▶ **Given records**:
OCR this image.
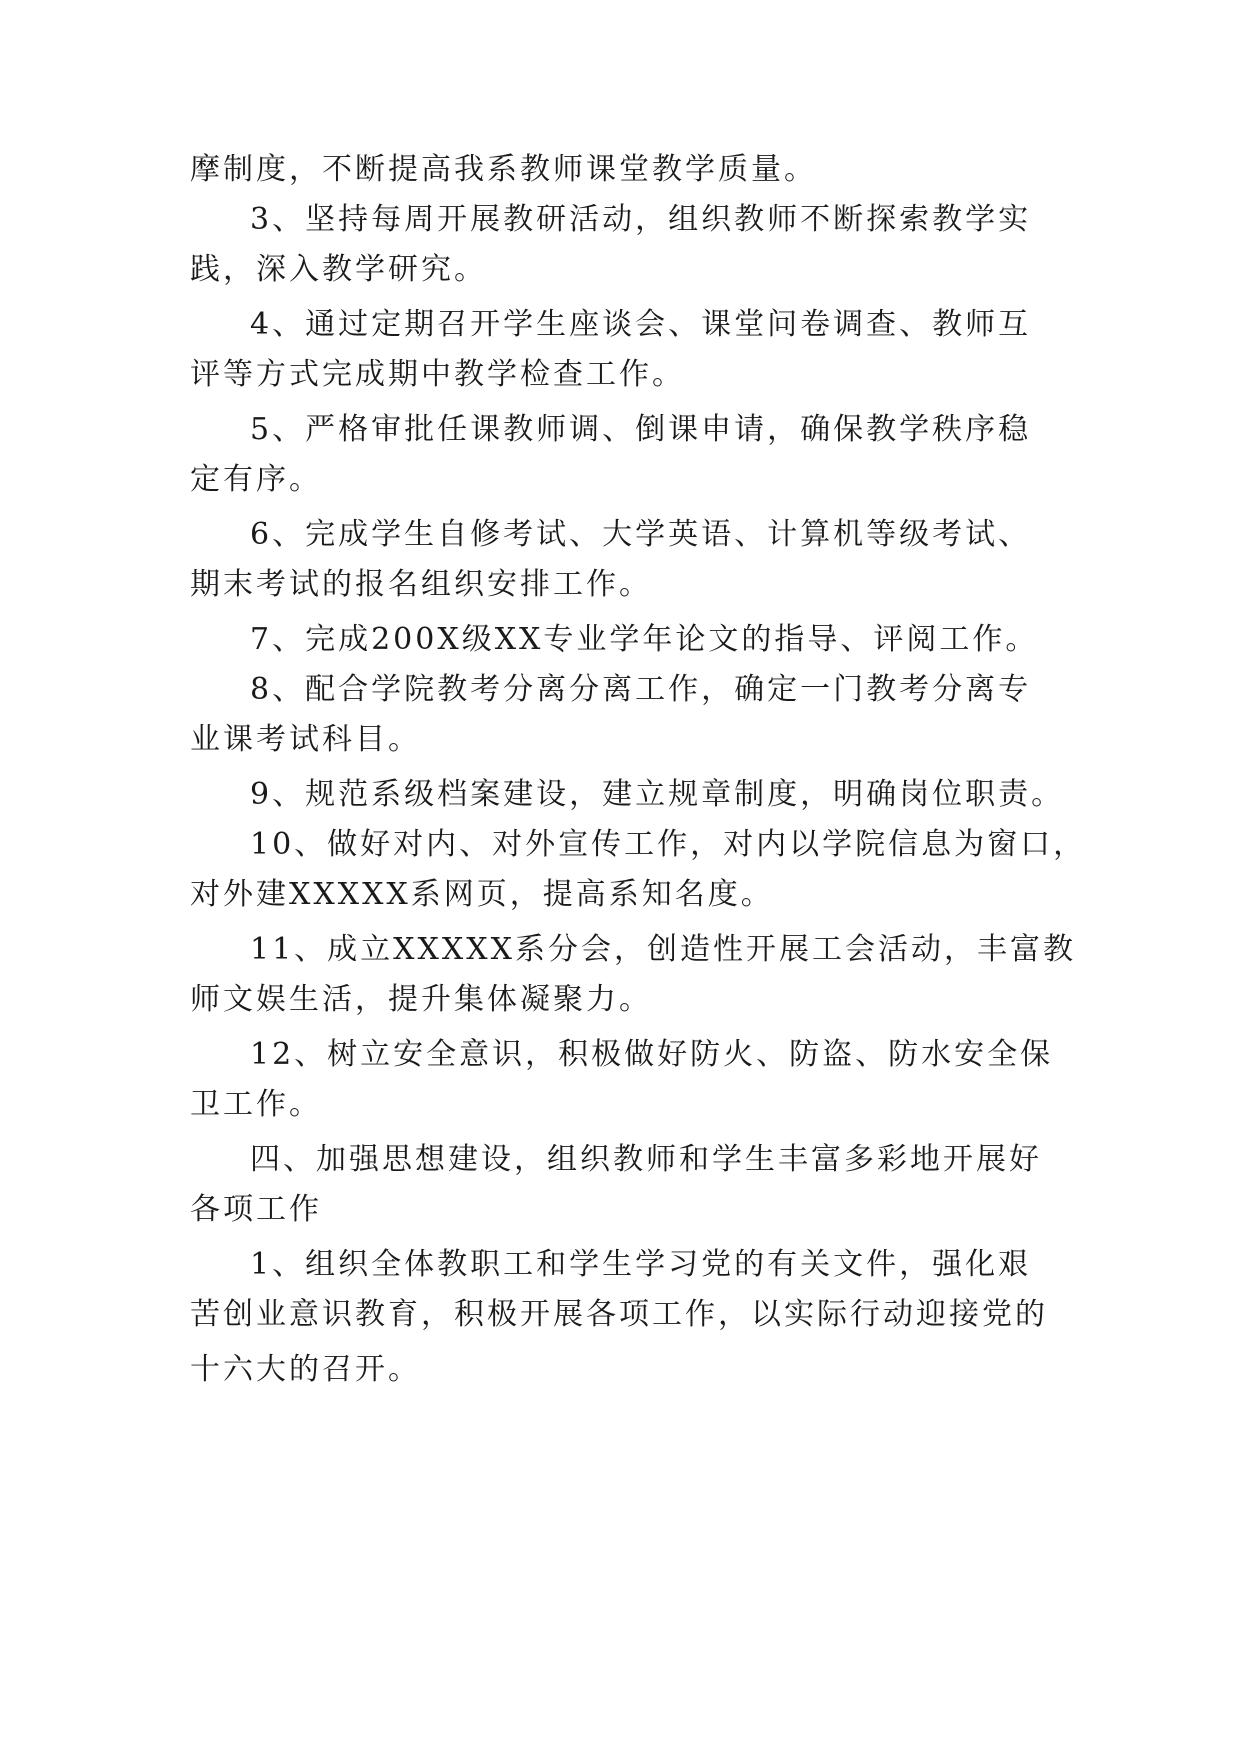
摩制度，不断提高我系教师课堂教学质量。
3、坚持每周开展教研活动，组织教师不断探索教学实
践，深入教学研究。
4、通过定期召开学生座谈会、课堂问卷调查、教师互
评等方式完成期中教学检查工作。
5、严格审批任课教师调、倒课申请，确保教学秩序稳
定有序。
6、完成学生自修考试、大学英语、计算机等级考试、
期末考试的报名组织安排工作。
7、完成200X级XX专业学年论文的指导、评阅工作。
8、配合学院教考分离分离工作，确定一门教考分离专
业课考试科目。
9、规范系级档案建设，建立规章制度，明确岗位职责。
10、做好对内、对外宣传工作，对内以学院信息为窗口，
对外建XXXXX系网页，提高系知名度。
11、成立XXXXX系分会，创造性开展工会活动，丰富教
师文娱生活，提升集体凝聚力。
12、树立安全意识，积极做好防火、防盗、防水安全保
卫工作。
四、加强思想建设，组织教师和学生丰富多彩地开展好
各项工作
1、组织全体教职工和学生学习党的有关文件，强化艰
苦创业意识教育，积极开展各项工作，以实际行动迎接党的
十六大的召开。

▶ **Stated problem**: Go through the entries above and output them exactly, without pictures.

▶ **Exercise output**:
OCR this image.
摩制度，不断提高我系教师课堂教学质量。
3、坚持每周开展教研活动，组织教师不断探索教学实
践，深入教学研究。
4、通过定期召开学生座谈会、课堂问卷调查、教师互
评等方式完成期中教学检查工作。
5、严格审批任课教师调、倒课申请，确保教学秩序稳
定有序。
6、完成学生自修考试、大学英语、计算机等级考试、
期末考试的报名组织安排工作。
7、完成200X级XX专业学年论文的指导、评阅工作。
8、配合学院教考分离分离工作，确定一门教考分离专
业课考试科目。
9、规范系级档案建设，建立规章制度，明确岗位职责。
10、做好对内、对外宣传工作，对内以学院信息为窗口，
对外建XXXXX系网页，提高系知名度。
11、成立XXXXX系分会，创造性开展工会活动，丰富教
师文娱生活，提升集体凝聚力。
12、树立安全意识，积极做好防火、防盗、防水安全保
卫工作。
四、加强思想建设，组织教师和学生丰富多彩地开展好
各项工作
1、组织全体教职工和学生学习党的有关文件，强化艰
苦创业意识教育，积极开展各项工作，以实际行动迎接党的
十六大的召开。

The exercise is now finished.